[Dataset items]

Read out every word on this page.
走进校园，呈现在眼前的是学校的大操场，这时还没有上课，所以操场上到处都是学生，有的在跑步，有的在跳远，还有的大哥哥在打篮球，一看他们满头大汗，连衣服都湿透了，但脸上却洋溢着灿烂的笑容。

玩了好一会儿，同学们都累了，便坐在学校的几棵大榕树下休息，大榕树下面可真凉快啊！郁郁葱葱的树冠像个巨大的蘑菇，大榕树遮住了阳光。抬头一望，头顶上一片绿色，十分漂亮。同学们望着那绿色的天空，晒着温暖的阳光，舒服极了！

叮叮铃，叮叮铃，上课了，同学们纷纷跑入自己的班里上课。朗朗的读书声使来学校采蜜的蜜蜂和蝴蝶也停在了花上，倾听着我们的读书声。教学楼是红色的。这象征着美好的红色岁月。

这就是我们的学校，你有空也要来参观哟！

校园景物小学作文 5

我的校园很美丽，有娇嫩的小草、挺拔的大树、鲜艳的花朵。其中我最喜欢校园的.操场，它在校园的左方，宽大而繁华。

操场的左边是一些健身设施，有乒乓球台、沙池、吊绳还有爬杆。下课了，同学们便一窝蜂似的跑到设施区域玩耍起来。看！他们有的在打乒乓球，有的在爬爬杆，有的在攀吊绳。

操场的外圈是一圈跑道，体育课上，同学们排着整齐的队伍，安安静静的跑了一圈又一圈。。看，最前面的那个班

__YOUR OBJECTIVE__
Give an exact copy of all the data shown above.

__EXERCISE RESPONSE__
Read out every word on this page.
走进校园，呈现在眼前的是学校的大操场，这时还没有上课，所以操场上到处都是学生，有的在跑步，有的在跳远，还有的大哥哥在打篮球，一看他们满头大汗，连衣服都湿透了，但脸上却洋溢着灿烂的笑容。

玩了好一会儿，同学们都累了，便坐在学校的几棵大榕树下休息，大榕树下面可真凉快啊！郁郁葱葱的树冠像个巨大的蘑菇，大榕树遮住了阳光。抬头一望，头顶上一片绿色，十分漂亮。同学们望着那绿色的天空，晒着温暖的阳光，舒服极了！

叮叮铃，叮叮铃，上课了，同学们纷纷跑入自己的班里上课。朗朗的读书声使来学校采蜜的蜜蜂和蝴蝶也停在了花上，倾听着我们的读书声。教学楼是红色的。这象征着美好的红色岁月。

这就是我们的学校，你有空也要来参观哟！

校园景物小学作文 5

我的校园很美丽，有娇嫩的小草、挺拔的大树、鲜艳的花朵。其中我最喜欢校园的.操场，它在校园的左方，宽大而繁华。

操场的左边是一些健身设施，有乒乓球台、沙池、吊绳还有爬杆。下课了，同学们便一窝蜂似的跑到设施区域玩耍起来。看！他们有的在打乒乓球，有的在爬爬杆，有的在攀吊绳。

操场的外圈是一圈跑道，体育课上，同学们排着整齐的队伍，安安静静的跑了一圈又一圈。。看，最前面的那个班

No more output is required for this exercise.